EXERCISE REQUIREMENTS:
Without changing a character, return the entries, but not the images they hold.
• • • • • • •
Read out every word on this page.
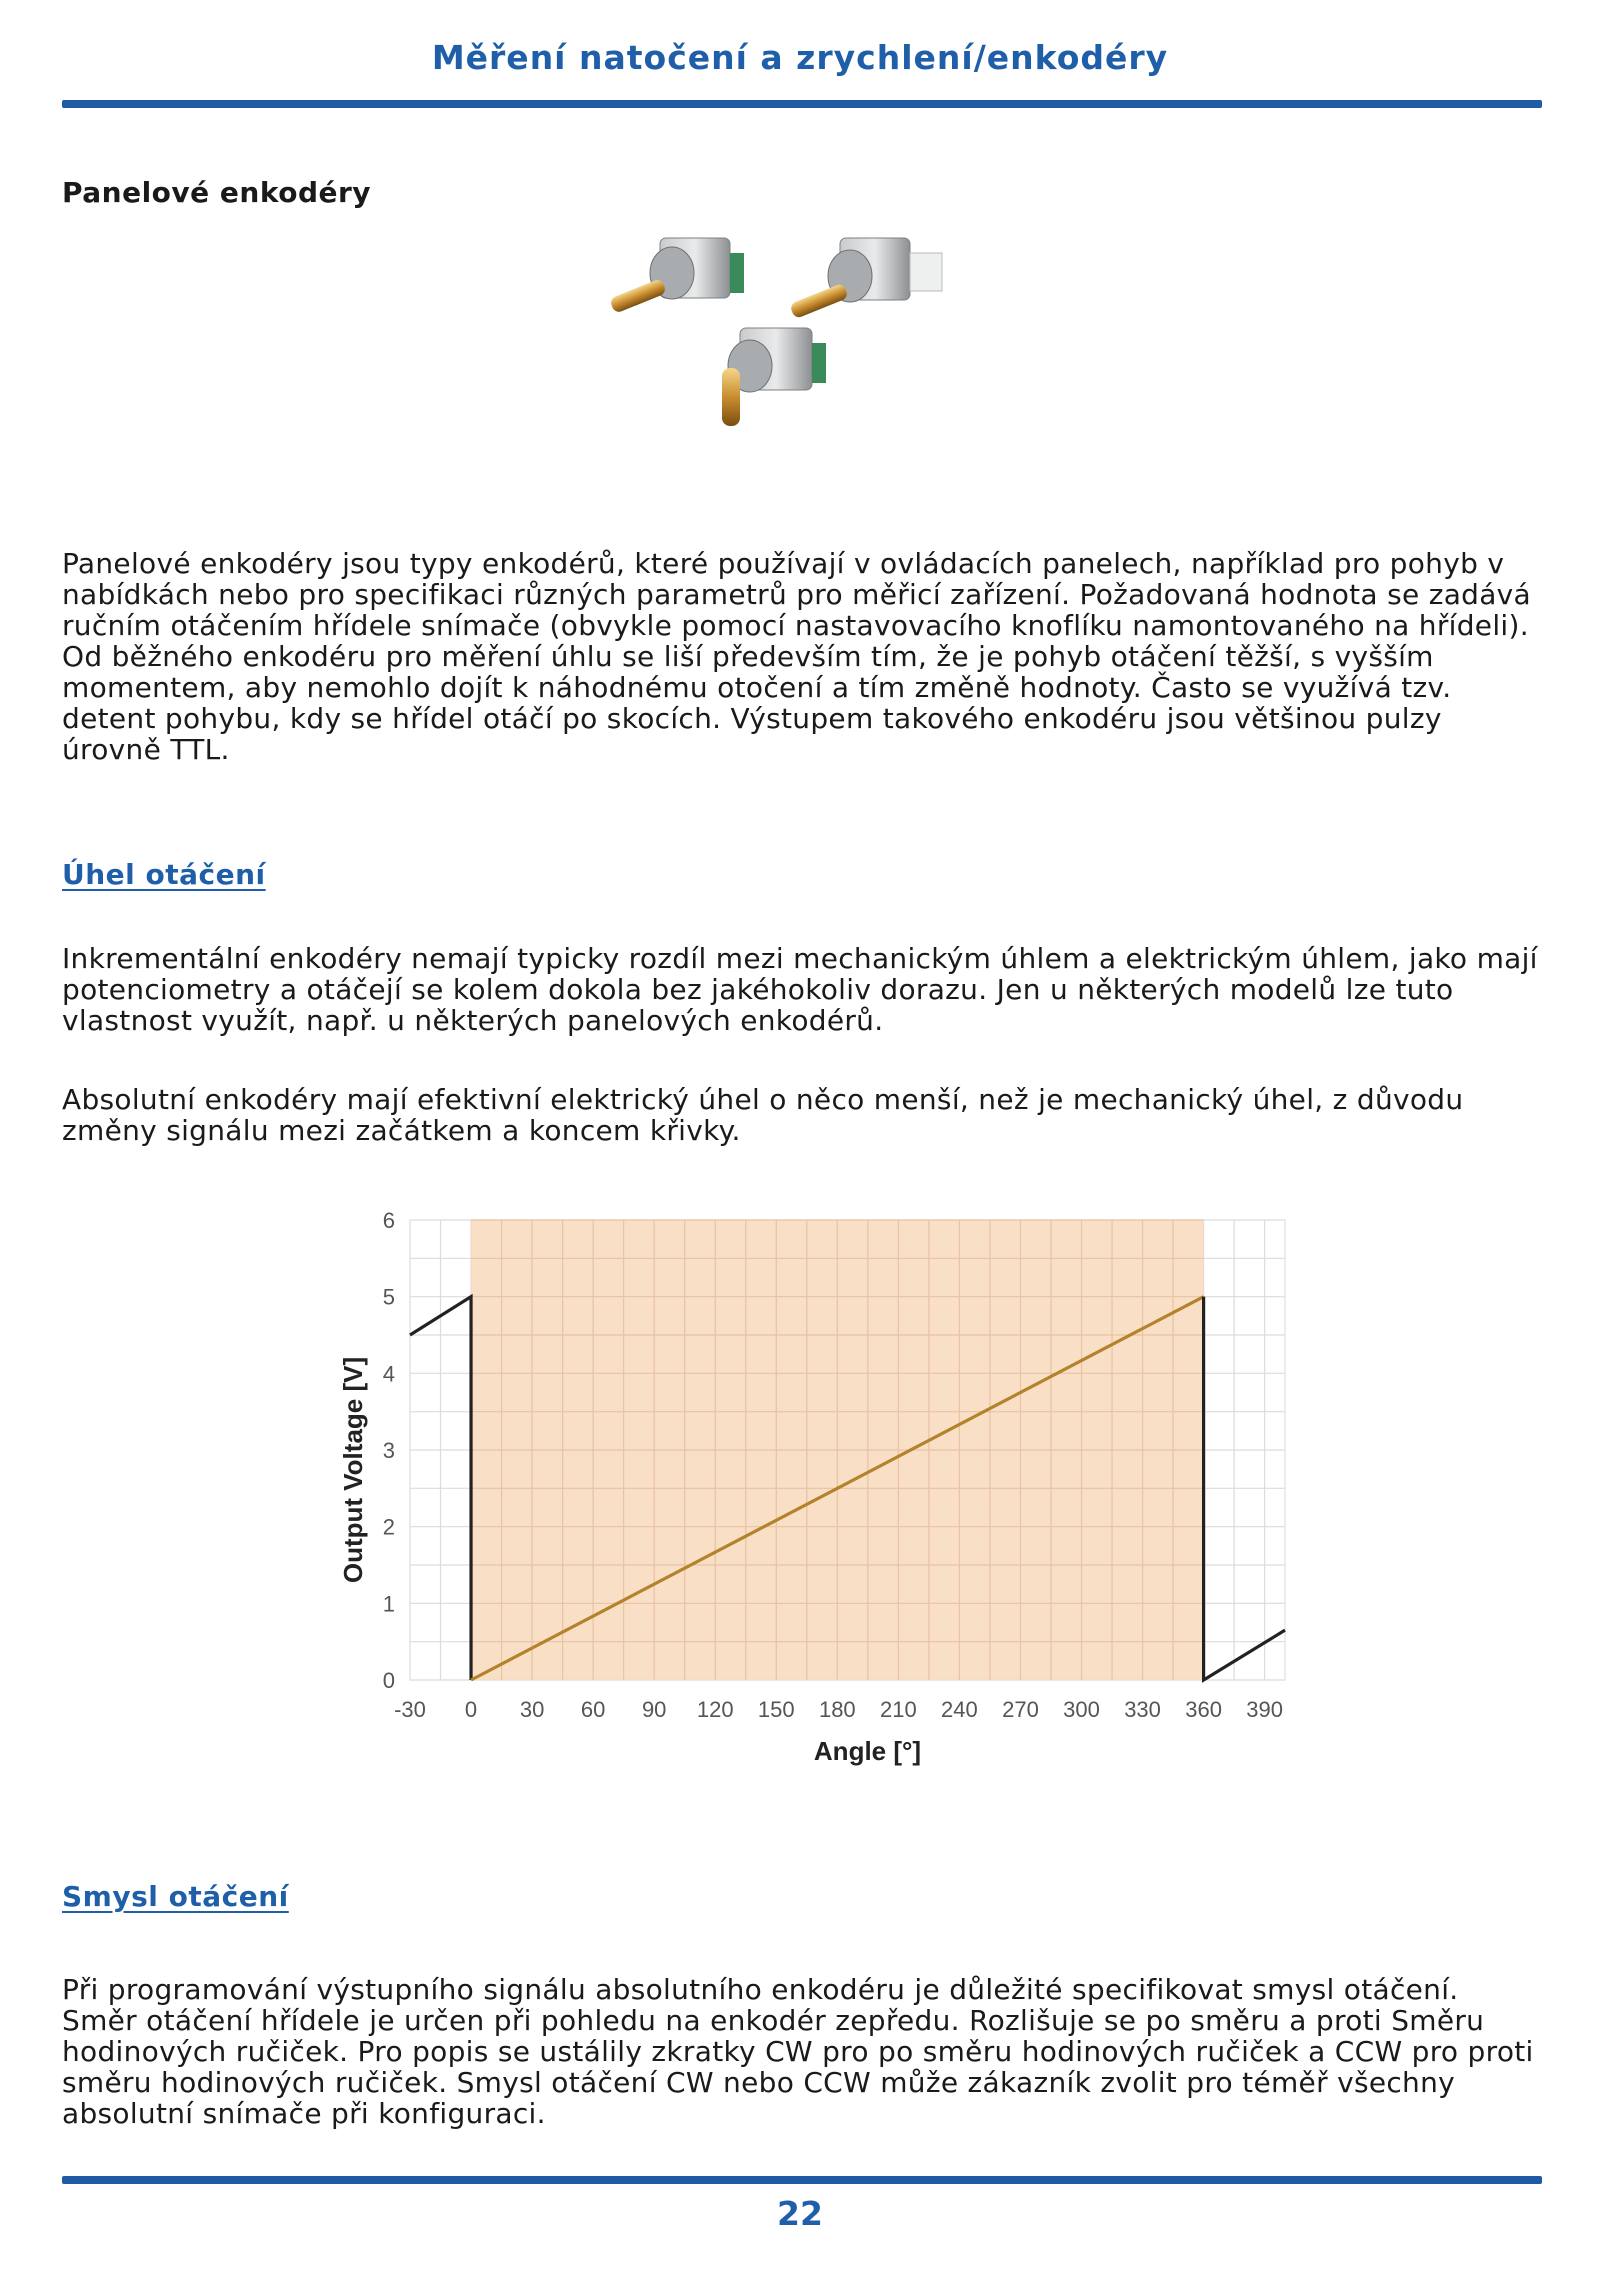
Měření natočení a zrychlení/enkodéry
Panelové enkodéry
Panelové enkodéry jsou typy enkodérů, které používají v ovládacích panelech, například pro pohyb v nabídkách nebo pro specifikaci různých parametrů pro měřicí zařízení. Požadovaná hodnota se zadává ručním otáčením hřídele snímače (obvykle pomocí nastavovacího knoflíku namontovaného na hřídeli). Od běžného enkodéru pro měření úhlu se liší především tím, že je pohyb otáčení těžší, s vyšším momentem, aby nemohlo dojít k náhodnému otočení a tím změně hodnoty. Často se využívá tzv. detent pohybu, kdy se hřídel otáčí po skocích. Výstupem takového enkodéru jsou většinou pulzy úrovně TTL.
Úhel otáčení
Inkrementální enkodéry nemají typicky rozdíl mezi mechanickým úhlem a elektrickým úhlem, jako mají potenciometry a otáčejí se kolem dokola bez jakéhokoliv dorazu. Jen u některých modelů lze tuto vlastnost využít, např. u některých panelových enkodérů.
Absolutní enkodéry mají efektivní elektrický úhel o něco menší, než je mechanický úhel, z důvodu změny signálu mezi začátkem a koncem křivky.
-30 0 30 60 90 120 150 180 210 240 270 300 330 360 390
0
1
2
3
4
5
6
Angle [°]
Output Voltage [V]
Smysl otáčení
Při programování výstupního signálu absolutního enkodéru je důležité specifikovat smysl otáčení. Směr otáčení hřídele je určen při pohledu na enkodér zepředu. Rozlišuje se po směru a proti Směru hodinových ručiček. Pro popis se ustálily zkratky CW pro po směru hodinových ručiček a CCW pro proti směru hodinových ručiček. Smysl otáčení CW nebo CCW může zákazník zvolit pro téměř všechny absolutní snímače při konfiguraci.
22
• • • • • • •
CORRECT ANSWER:
Read out every word on this page.
Měření natočení a zrychlení/enkodéry
Panelové enkodéry
Panelové enkodéry jsou typy enkodérů, které používají v ovládacích panelech, například pro pohyb v nabídkách nebo pro specifikaci různých parametrů pro měřicí zařízení. Požadovaná hodnota se zadává ručním otáčením hřídele snímače (obvykle pomocí nastavovacího knoflíku namontovaného na hřídeli). Od běžného enkodéru pro měření úhlu se liší především tím, že je pohyb otáčení těžší, s vyšším momentem, aby nemohlo dojít k náhodnému otočení a tím změně hodnoty. Často se využívá tzv. detent pohybu, kdy se hřídel otáčí po skocích. Výstupem takového enkodéru jsou většinou pulzy úrovně TTL.
Úhel otáčení
Inkrementální enkodéry nemají typicky rozdíl mezi mechanickým úhlem a elektrickým úhlem, jako mají potenciometry a otáčejí se kolem dokola bez jakéhokoliv dorazu. Jen u některých modelů lze tuto vlastnost využít, např. u některých panelových enkodérů.
Absolutní enkodéry mají efektivní elektrický úhel o něco menší, než je mechanický úhel, z důvodu změny signálu mezi začátkem a koncem křivky.
-30 0 30 60 90 120 150 180 210 240 270 300 330 360 390
0
1
2
3
4
5
6
Angle [°]
Output Voltage [V]
Smysl otáčení
Při programování výstupního signálu absolutního enkodéru je důležité specifikovat smysl otáčení. Směr otáčení hřídele je určen při pohledu na enkodér zepředu. Rozlišuje se po směru a proti Směru hodinových ručiček. Pro popis se ustálily zkratky CW pro po směru hodinových ručiček a CCW pro proti směru hodinových ručiček. Smysl otáčení CW nebo CCW může zákazník zvolit pro téměř všechny absolutní snímače při konfiguraci.
22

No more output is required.